__Exercise requirements__:
Assemble all lines in which the string "C项错误" appears.

__Excerpted data__:
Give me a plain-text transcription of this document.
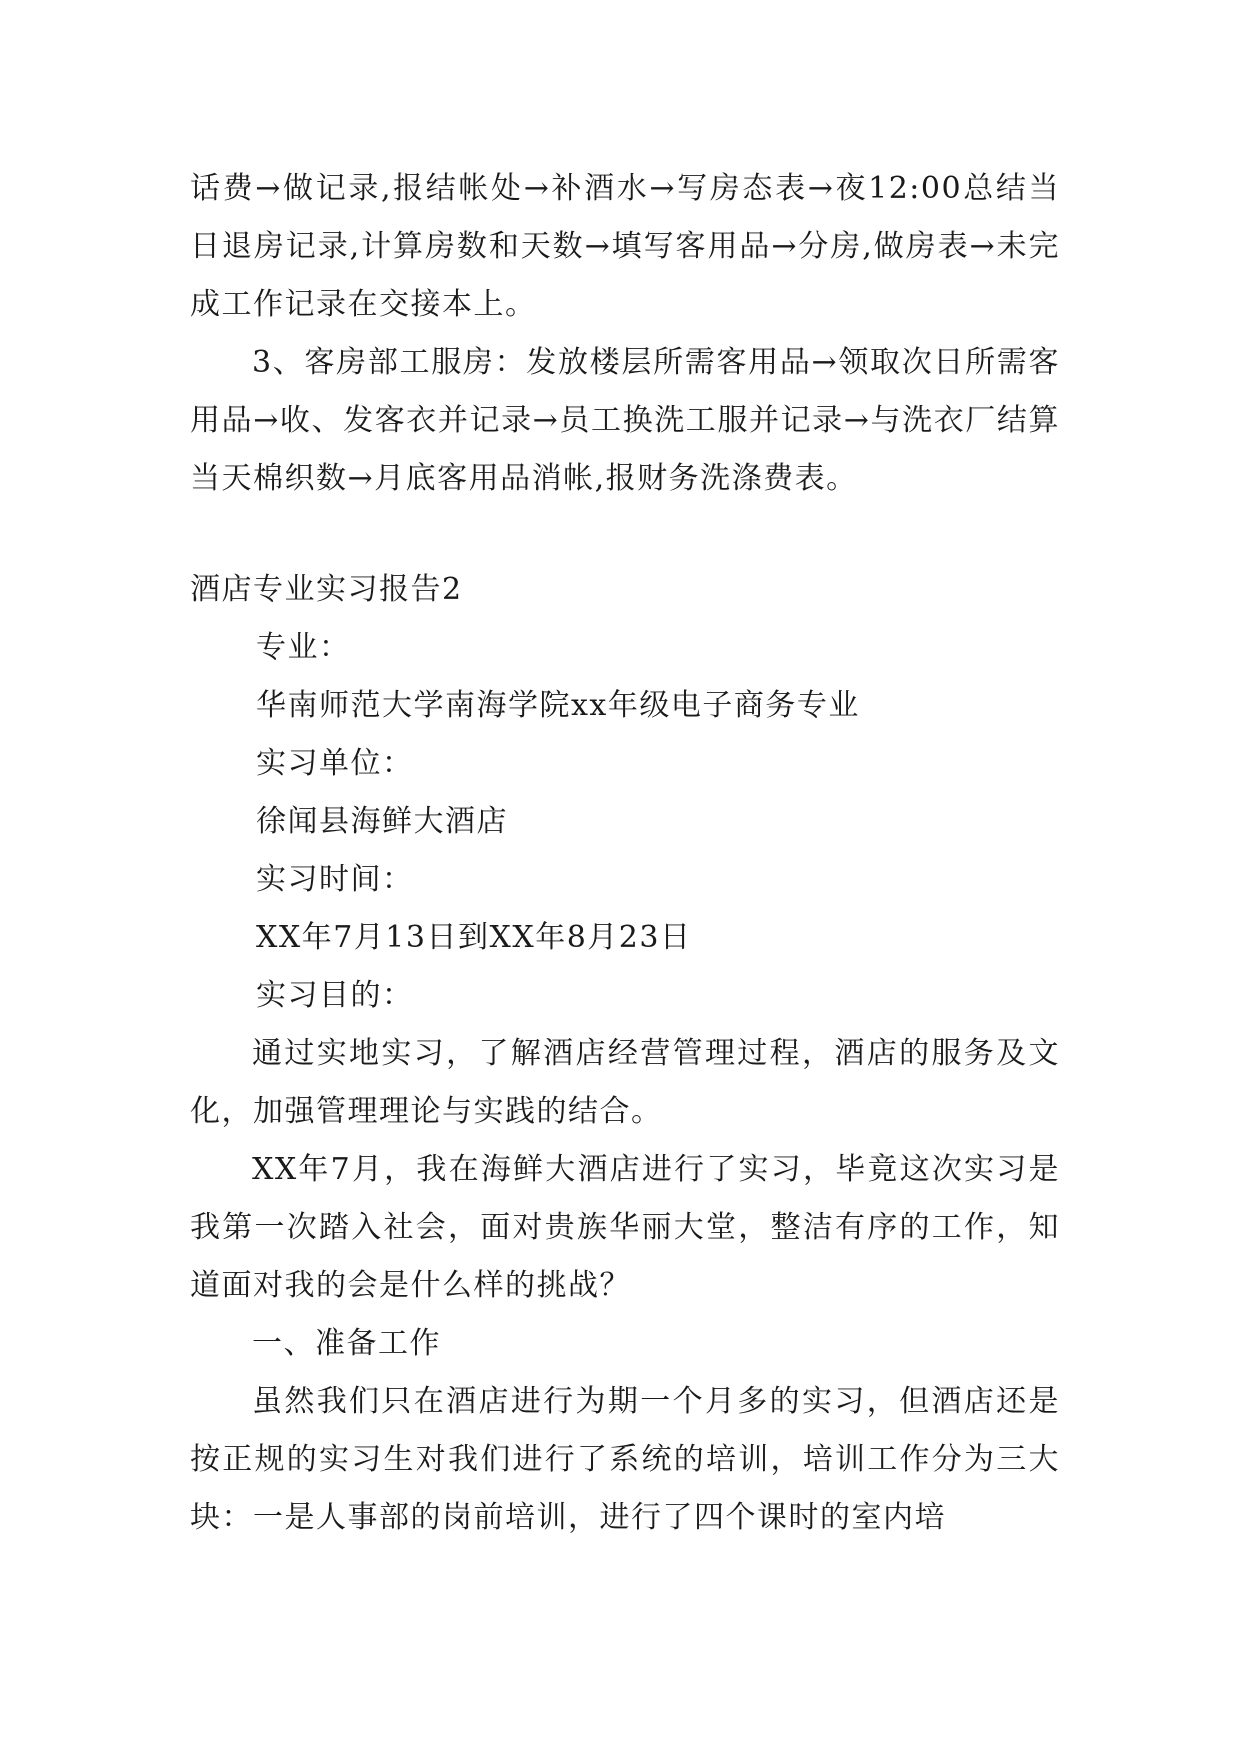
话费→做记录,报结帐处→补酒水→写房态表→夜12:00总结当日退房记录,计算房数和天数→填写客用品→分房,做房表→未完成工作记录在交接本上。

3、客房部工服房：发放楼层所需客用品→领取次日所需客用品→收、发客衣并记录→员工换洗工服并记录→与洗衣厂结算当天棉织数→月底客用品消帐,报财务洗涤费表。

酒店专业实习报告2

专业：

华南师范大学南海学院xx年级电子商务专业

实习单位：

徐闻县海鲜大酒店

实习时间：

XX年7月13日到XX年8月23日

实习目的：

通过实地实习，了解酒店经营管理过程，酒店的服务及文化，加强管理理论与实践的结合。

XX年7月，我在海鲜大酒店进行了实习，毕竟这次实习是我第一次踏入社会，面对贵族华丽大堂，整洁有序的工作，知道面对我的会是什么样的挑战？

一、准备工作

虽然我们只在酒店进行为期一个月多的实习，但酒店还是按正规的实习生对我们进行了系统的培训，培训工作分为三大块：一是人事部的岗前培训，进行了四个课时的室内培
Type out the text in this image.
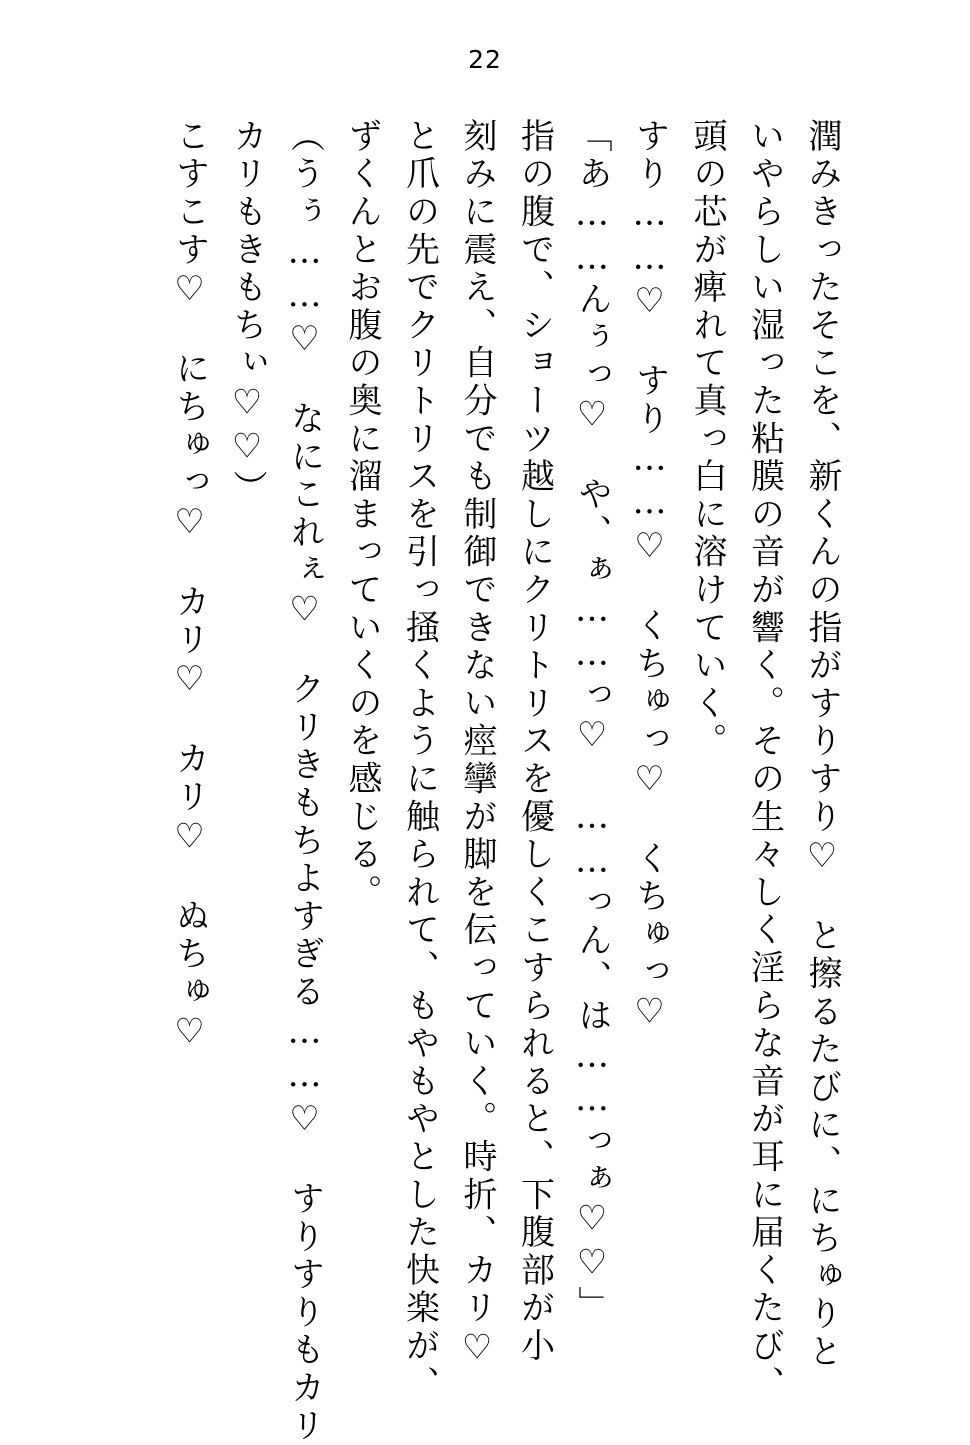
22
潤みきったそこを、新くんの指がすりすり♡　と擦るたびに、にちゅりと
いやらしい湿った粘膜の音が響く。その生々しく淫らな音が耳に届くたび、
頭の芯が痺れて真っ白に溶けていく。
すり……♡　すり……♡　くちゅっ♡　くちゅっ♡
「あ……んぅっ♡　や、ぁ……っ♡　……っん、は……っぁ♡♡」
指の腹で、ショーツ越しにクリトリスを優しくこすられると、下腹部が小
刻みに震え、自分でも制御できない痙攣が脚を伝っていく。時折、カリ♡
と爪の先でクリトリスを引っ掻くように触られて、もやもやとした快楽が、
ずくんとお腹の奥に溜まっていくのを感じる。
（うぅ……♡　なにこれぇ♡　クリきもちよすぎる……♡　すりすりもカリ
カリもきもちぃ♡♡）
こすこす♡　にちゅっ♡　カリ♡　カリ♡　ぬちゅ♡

==

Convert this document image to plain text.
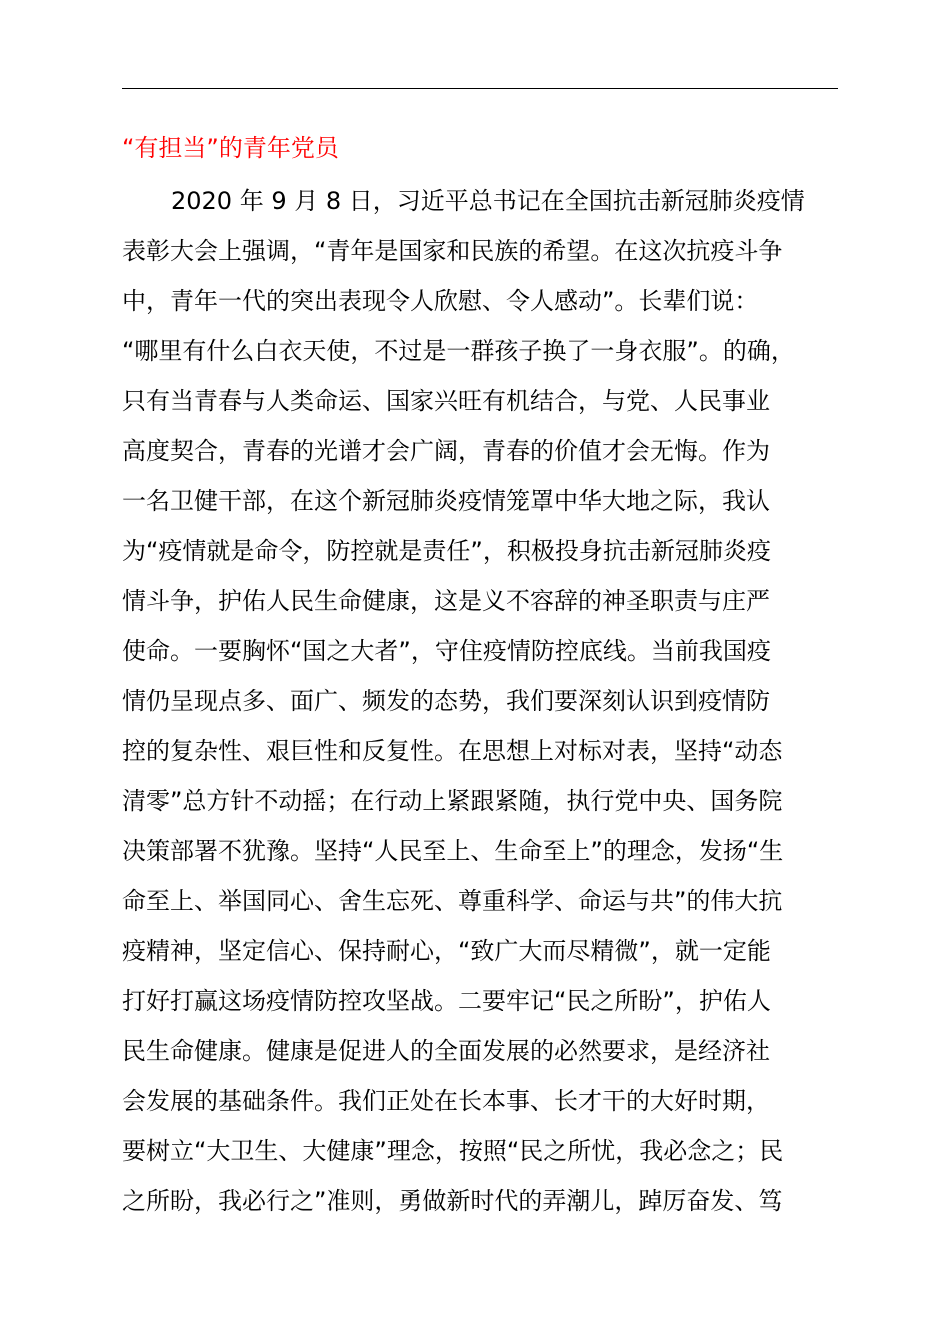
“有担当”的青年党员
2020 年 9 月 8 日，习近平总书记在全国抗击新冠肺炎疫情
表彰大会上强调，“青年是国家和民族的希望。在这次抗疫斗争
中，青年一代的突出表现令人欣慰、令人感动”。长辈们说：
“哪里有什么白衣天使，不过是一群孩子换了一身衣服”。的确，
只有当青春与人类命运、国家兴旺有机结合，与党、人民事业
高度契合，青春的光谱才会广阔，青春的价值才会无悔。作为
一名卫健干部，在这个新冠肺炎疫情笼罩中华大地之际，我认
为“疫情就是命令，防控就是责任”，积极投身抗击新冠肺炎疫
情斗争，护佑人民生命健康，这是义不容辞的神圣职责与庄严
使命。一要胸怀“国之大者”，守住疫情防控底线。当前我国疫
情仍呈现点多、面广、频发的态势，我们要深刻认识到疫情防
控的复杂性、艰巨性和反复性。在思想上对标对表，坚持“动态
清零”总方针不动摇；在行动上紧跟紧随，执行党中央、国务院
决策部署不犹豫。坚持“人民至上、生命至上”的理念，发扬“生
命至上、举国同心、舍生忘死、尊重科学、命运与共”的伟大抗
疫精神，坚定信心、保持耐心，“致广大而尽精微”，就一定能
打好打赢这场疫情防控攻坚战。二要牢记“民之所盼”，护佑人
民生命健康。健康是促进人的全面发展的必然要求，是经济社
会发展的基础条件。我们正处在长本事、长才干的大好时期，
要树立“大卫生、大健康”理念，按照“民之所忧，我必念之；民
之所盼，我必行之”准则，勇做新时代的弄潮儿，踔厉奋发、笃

* * *

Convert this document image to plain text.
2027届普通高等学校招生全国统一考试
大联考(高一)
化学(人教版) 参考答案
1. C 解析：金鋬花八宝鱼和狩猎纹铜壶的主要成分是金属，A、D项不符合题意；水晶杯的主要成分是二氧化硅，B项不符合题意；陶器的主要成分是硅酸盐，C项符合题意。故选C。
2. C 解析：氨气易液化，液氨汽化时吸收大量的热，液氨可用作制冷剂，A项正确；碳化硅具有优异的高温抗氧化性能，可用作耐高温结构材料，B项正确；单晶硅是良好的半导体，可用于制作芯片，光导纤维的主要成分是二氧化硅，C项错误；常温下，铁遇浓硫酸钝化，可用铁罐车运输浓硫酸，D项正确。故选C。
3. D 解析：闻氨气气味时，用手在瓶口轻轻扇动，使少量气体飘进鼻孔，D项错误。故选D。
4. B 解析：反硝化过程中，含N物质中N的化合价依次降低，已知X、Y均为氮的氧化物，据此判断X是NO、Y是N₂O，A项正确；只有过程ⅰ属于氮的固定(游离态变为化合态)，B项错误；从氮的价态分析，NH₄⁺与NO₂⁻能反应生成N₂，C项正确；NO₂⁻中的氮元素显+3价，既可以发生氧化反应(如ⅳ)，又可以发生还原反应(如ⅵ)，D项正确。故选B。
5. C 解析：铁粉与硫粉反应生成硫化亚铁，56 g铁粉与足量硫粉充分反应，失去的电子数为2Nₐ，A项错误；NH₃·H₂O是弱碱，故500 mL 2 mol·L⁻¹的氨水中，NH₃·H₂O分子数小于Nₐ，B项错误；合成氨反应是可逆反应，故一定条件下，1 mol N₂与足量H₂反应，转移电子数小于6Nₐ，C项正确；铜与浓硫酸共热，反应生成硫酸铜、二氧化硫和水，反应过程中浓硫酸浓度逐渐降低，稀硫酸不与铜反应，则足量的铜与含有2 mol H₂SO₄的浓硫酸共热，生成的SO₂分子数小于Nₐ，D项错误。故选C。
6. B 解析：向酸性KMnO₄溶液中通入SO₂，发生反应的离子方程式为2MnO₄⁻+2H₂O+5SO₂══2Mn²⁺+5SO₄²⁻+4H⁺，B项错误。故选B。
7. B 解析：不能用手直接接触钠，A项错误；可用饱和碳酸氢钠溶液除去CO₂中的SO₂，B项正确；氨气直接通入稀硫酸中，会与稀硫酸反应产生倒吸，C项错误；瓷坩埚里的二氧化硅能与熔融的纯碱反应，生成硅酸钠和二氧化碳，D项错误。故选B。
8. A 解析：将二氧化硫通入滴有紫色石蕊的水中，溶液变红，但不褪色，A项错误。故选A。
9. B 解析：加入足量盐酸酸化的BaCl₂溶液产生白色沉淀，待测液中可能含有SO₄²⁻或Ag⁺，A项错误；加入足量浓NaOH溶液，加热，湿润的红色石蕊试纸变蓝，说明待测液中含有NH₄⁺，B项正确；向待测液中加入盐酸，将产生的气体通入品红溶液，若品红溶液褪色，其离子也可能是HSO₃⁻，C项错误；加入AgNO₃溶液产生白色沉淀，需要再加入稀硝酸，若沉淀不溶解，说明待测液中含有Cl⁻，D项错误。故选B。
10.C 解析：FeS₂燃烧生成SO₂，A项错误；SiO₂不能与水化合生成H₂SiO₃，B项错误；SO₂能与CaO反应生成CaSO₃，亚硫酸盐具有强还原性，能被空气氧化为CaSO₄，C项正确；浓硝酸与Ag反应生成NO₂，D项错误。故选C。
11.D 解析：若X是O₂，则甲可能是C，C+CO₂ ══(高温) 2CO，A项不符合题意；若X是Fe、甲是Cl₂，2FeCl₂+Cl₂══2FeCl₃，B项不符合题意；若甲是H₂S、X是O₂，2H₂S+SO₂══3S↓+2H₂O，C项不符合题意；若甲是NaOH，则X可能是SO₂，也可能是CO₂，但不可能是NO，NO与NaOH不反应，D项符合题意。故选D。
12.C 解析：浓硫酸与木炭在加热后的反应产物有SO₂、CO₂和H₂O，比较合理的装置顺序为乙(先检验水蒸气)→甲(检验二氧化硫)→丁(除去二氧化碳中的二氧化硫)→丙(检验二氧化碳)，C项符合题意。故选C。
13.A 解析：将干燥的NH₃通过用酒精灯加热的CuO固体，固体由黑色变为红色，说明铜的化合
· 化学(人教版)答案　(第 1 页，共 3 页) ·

__Exercise result__:
2. C 解析：氨气易液化，液氨汽化时吸收大量的热，液氨可用作制冷剂，A项正确；碳化硅具有优异的高温抗氧化性能，可用作耐高温结构材料，B项正确；单晶硅是良好的半导体，可用于制作芯片，光导纤维的主要成分是二氧化硅，C项错误；常温下，铁遇浓硫酸钝化，可用铁罐车运输浓硫酸，D项正确。故选C。
7. B 解析：不能用手直接接触钠，A项错误；可用饱和碳酸氢钠溶液除去CO₂中的SO₂，B项正确；氨气直接通入稀硫酸中，会与稀硫酸反应产生倒吸，C项错误；瓷坩埚里的二氧化硅能与熔融的纯碱反应，生成硅酸钠和二氧化碳，D项错误。故选B。
9. B 解析：加入足量盐酸酸化的BaCl₂溶液产生白色沉淀，待测液中可能含有SO₄²⁻或Ag⁺，A项错误；加入足量浓NaOH溶液，加热，湿润的红色石蕊试纸变蓝，说明待测液中含有NH₄⁺，B项正确；向待测液中加入盐酸，将产生的气体通入品红溶液，若品红溶液褪色，其离子也可能是HSO₃⁻，C项错误；加入AgNO₃溶液产生白色沉淀，需要再加入稀硝酸，若沉淀不溶解，说明待测液中含有Cl⁻，D项错误。故选B。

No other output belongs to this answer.